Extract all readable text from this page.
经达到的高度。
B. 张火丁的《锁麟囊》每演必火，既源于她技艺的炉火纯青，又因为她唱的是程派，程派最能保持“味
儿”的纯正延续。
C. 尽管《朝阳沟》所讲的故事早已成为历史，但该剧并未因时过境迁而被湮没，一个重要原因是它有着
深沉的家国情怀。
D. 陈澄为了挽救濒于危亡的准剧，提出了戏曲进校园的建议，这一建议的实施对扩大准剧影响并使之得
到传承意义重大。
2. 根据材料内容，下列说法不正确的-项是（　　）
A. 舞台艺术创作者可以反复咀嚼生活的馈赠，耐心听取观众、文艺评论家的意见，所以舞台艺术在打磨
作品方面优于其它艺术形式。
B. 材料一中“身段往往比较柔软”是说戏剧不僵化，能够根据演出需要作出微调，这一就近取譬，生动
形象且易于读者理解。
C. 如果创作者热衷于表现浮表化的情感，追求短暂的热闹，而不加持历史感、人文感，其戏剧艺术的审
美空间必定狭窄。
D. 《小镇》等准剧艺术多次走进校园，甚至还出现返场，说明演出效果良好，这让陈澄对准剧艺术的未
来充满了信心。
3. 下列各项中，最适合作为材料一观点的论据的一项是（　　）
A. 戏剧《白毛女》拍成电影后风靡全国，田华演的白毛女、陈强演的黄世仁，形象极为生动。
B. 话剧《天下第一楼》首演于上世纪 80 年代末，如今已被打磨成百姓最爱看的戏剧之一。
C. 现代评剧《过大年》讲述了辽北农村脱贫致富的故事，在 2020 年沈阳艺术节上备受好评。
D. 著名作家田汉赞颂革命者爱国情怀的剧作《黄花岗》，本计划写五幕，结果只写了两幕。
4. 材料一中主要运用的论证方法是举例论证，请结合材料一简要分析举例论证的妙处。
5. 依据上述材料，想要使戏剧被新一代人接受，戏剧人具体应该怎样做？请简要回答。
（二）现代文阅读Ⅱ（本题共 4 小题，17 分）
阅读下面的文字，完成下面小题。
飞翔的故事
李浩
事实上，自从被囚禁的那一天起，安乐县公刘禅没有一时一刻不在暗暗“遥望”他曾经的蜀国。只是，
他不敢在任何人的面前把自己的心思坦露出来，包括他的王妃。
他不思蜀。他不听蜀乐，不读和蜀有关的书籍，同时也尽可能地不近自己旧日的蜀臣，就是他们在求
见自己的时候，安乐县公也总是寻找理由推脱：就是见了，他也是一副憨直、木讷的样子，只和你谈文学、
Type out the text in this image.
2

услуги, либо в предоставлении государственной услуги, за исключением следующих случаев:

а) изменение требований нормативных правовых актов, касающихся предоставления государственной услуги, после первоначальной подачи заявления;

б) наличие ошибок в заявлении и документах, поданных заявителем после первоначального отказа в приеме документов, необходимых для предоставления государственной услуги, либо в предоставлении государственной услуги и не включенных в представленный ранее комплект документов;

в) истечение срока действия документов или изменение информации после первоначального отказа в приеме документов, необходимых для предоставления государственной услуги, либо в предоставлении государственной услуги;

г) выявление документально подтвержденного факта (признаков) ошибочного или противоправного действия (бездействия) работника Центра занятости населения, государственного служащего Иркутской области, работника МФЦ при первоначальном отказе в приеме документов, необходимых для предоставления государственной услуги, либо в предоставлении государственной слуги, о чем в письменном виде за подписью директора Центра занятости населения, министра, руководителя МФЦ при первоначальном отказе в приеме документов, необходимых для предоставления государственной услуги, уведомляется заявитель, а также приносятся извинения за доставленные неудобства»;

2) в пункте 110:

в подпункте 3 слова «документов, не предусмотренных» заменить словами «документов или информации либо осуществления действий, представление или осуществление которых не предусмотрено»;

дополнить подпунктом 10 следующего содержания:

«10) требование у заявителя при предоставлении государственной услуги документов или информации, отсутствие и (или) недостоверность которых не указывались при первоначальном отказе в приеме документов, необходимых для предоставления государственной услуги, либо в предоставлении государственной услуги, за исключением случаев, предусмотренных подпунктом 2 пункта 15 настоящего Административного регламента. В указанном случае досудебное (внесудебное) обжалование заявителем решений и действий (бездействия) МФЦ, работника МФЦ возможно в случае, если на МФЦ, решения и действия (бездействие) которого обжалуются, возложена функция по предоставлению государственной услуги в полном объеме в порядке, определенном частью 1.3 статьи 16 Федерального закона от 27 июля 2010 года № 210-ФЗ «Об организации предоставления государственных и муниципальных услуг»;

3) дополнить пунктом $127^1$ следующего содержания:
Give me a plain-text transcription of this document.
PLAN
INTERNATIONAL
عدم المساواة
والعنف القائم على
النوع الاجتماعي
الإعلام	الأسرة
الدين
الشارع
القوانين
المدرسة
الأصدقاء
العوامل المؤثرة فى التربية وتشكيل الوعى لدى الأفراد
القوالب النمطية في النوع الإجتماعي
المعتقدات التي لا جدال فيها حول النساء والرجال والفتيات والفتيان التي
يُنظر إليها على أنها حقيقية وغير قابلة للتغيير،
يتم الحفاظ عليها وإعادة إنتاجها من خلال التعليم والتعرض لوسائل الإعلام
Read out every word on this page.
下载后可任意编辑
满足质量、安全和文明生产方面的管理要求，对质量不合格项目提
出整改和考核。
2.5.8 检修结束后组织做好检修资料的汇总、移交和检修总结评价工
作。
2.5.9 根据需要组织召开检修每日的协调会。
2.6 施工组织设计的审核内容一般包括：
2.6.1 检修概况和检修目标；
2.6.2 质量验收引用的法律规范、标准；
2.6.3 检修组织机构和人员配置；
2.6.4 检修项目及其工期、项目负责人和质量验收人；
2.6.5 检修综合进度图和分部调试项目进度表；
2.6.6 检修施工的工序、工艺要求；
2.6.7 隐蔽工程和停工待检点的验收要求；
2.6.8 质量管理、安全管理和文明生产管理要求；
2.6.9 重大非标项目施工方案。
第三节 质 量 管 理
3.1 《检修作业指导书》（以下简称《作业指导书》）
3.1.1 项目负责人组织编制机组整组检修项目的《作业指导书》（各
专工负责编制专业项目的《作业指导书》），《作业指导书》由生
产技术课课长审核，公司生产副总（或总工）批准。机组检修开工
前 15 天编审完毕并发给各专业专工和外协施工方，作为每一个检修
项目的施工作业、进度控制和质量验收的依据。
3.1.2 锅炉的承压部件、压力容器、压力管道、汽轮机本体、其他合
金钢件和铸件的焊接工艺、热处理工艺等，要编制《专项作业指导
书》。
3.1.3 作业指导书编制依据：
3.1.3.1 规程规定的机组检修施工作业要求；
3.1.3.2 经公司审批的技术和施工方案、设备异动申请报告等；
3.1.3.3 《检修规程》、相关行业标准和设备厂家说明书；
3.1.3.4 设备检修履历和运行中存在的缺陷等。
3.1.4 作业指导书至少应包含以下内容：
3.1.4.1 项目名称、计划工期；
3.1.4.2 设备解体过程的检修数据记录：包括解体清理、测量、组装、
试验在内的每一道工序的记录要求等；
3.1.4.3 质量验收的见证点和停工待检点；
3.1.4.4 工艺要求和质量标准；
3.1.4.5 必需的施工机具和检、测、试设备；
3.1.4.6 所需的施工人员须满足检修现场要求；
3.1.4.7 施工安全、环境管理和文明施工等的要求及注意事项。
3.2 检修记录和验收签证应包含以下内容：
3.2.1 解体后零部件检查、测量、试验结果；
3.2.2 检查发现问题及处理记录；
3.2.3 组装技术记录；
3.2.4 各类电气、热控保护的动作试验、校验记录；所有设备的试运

⁂

Transcribe the data. Leave every line exactly as it is.

PROBLEM SOLUTION
Extract all readable text from this page.
经达到的高度。
B. 张火丁的《锁麟囊》每演必火，既源于她技艺的炉火纯青，又因为她唱的是程派，程派最能保持“味
儿”的纯正延续。
C. 尽管《朝阳沟》所讲的故事早已成为历史，但该剧并未因时过境迁而被湮没，一个重要原因是它有着
深沉的家国情怀。
D. 陈澄为了挽救濒于危亡的准剧，提出了戏曲进校园的建议，这一建议的实施对扩大准剧影响并使之得
到传承意义重大。
2. 根据材料内容，下列说法不正确的-项是（　　）
A. 舞台艺术创作者可以反复咀嚼生活的馈赠，耐心听取观众、文艺评论家的意见，所以舞台艺术在打磨
作品方面优于其它艺术形式。
B. 材料一中“身段往往比较柔软”是说戏剧不僵化，能够根据演出需要作出微调，这一就近取譬，生动
形象且易于读者理解。
C. 如果创作者热衷于表现浮表化的情感，追求短暂的热闹，而不加持历史感、人文感，其戏剧艺术的审
美空间必定狭窄。
D. 《小镇》等准剧艺术多次走进校园，甚至还出现返场，说明演出效果良好，这让陈澄对准剧艺术的未
来充满了信心。
3. 下列各项中，最适合作为材料一观点的论据的一项是（　　）
A. 戏剧《白毛女》拍成电影后风靡全国，田华演的白毛女、陈强演的黄世仁，形象极为生动。
B. 话剧《天下第一楼》首演于上世纪 80 年代末，如今已被打磨成百姓最爱看的戏剧之一。
C. 现代评剧《过大年》讲述了辽北农村脱贫致富的故事，在 2020 年沈阳艺术节上备受好评。
D. 著名作家田汉赞颂革命者爱国情怀的剧作《黄花岗》，本计划写五幕，结果只写了两幕。
4. 材料一中主要运用的论证方法是举例论证，请结合材料一简要分析举例论证的妙处。
5. 依据上述材料，想要使戏剧被新一代人接受，戏剧人具体应该怎样做？请简要回答。
（二）现代文阅读Ⅱ（本题共 4 小题，17 分）
阅读下面的文字，完成下面小题。
飞翔的故事
李浩
事实上，自从被囚禁的那一天起，安乐县公刘禅没有一时一刻不在暗暗“遥望”他曾经的蜀国。只是，
他不敢在任何人的面前把自己的心思坦露出来，包括他的王妃。
他不思蜀。他不听蜀乐，不读和蜀有关的书籍，同时也尽可能地不近自己旧日的蜀臣，就是他们在求
见自己的时候，安乐县公也总是寻找理由推脱：就是见了，他也是一副憨直、木讷的样子，只和你谈文学、
Type out the text in this image.
2

услуги, либо в предоставлении государственной услуги, за исключением следующих случаев:

а) изменение требований нормативных правовых актов, касающихся предоставления государственной услуги, после первоначальной подачи заявления;

б) наличие ошибок в заявлении и документах, поданных заявителем после первоначального отказа в приеме документов, необходимых для предоставления государственной услуги, либо в предоставлении государственной услуги и не включенных в представленный ранее комплект документов;

в) истечение срока действия документов или изменение информации после первоначального отказа в приеме документов, необходимых для предоставления государственной услуги, либо в предоставлении государственной услуги;

г) выявление документально подтвержденного факта (признаков) ошибочного или противоправного действия (бездействия) работника Центра занятости населения, государственного служащего Иркутской области, работника МФЦ при первоначальном отказе в приеме документов, необходимых для предоставления государственной услуги, либо в предоставлении государственной слуги, о чем в письменном виде за подписью директора Центра занятости населения, министра, руководителя МФЦ при первоначальном отказе в приеме документов, необходимых для предоставления государственной услуги, уведомляется заявитель, а также приносятся извинения за доставленные неудобства»;

2) в пункте 110:

в подпункте 3 слова «документов, не предусмотренных» заменить словами «документов или информации либо осуществления действий, представление или осуществление которых не предусмотрено»;

дополнить подпунктом 10 следующего содержания:

«10) требование у заявителя при предоставлении государственной услуги документов или информации, отсутствие и (или) недостоверность которых не указывались при первоначальном отказе в приеме документов, необходимых для предоставления государственной услуги, либо в предоставлении государственной услуги, за исключением случаев, предусмотренных подпунктом 2 пункта 15 настоящего Административного регламента. В указанном случае досудебное (внесудебное) обжалование заявителем решений и действий (бездействия) МФЦ, работника МФЦ возможно в случае, если на МФЦ, решения и действия (бездействие) которого обжалуются, возложена функция по предоставлению государственной услуги в полном объеме в порядке, определенном частью 1.3 статьи 16 Федерального закона от 27 июля 2010 года № 210-ФЗ «Об организации предоставления государственных и муниципальных услуг»;

3) дополнить пунктом $127^1$ следующего содержания:
Give me a plain-text transcription of this document.
PLAN
INTERNATIONAL
عدم المساواة
والعنف القائم على
النوع الاجتماعي
الإعلام	الأسرة
الدين
الشارع
القوانين
المدرسة
الأصدقاء
العوامل المؤثرة فى التربية وتشكيل الوعى لدى الأفراد
القوالب النمطية في النوع الإجتماعي
المعتقدات التي لا جدال فيها حول النساء والرجال والفتيات والفتيان التي
يُنظر إليها على أنها حقيقية وغير قابلة للتغيير،
يتم الحفاظ عليها وإعادة إنتاجها من خلال التعليم والتعرض لوسائل الإعلام
Read out every word on this page.
下载后可任意编辑
满足质量、安全和文明生产方面的管理要求，对质量不合格项目提
出整改和考核。
2.5.8 检修结束后组织做好检修资料的汇总、移交和检修总结评价工
作。
2.5.9 根据需要组织召开检修每日的协调会。
2.6 施工组织设计的审核内容一般包括：
2.6.1 检修概况和检修目标；
2.6.2 质量验收引用的法律规范、标准；
2.6.3 检修组织机构和人员配置；
2.6.4 检修项目及其工期、项目负责人和质量验收人；
2.6.5 检修综合进度图和分部调试项目进度表；
2.6.6 检修施工的工序、工艺要求；
2.6.7 隐蔽工程和停工待检点的验收要求；
2.6.8 质量管理、安全管理和文明生产管理要求；
2.6.9 重大非标项目施工方案。
第三节 质 量 管 理
3.1 《检修作业指导书》（以下简称《作业指导书》）
3.1.1 项目负责人组织编制机组整组检修项目的《作业指导书》（各
专工负责编制专业项目的《作业指导书》），《作业指导书》由生
产技术课课长审核，公司生产副总（或总工）批准。机组检修开工
前 15 天编审完毕并发给各专业专工和外协施工方，作为每一个检修
项目的施工作业、进度控制和质量验收的依据。
3.1.2 锅炉的承压部件、压力容器、压力管道、汽轮机本体、其他合
金钢件和铸件的焊接工艺、热处理工艺等，要编制《专项作业指导
书》。
3.1.3 作业指导书编制依据：
3.1.3.1 规程规定的机组检修施工作业要求；
3.1.3.2 经公司审批的技术和施工方案、设备异动申请报告等；
3.1.3.3 《检修规程》、相关行业标准和设备厂家说明书；
3.1.3.4 设备检修履历和运行中存在的缺陷等。
3.1.4 作业指导书至少应包含以下内容：
3.1.4.1 项目名称、计划工期；
3.1.4.2 设备解体过程的检修数据记录：包括解体清理、测量、组装、
试验在内的每一道工序的记录要求等；
3.1.4.3 质量验收的见证点和停工待检点；
3.1.4.4 工艺要求和质量标准；
3.1.4.5 必需的施工机具和检、测、试设备；
3.1.4.6 所需的施工人员须满足检修现场要求；
3.1.4.7 施工安全、环境管理和文明施工等的要求及注意事项。
3.2 检修记录和验收签证应包含以下内容：
3.2.1 解体后零部件检查、测量、试验结果；
3.2.2 检查发现问题及处理记录；
3.2.3 组装技术记录；
3.2.4 各类电气、热控保护的动作试验、校验记录；所有设备的试运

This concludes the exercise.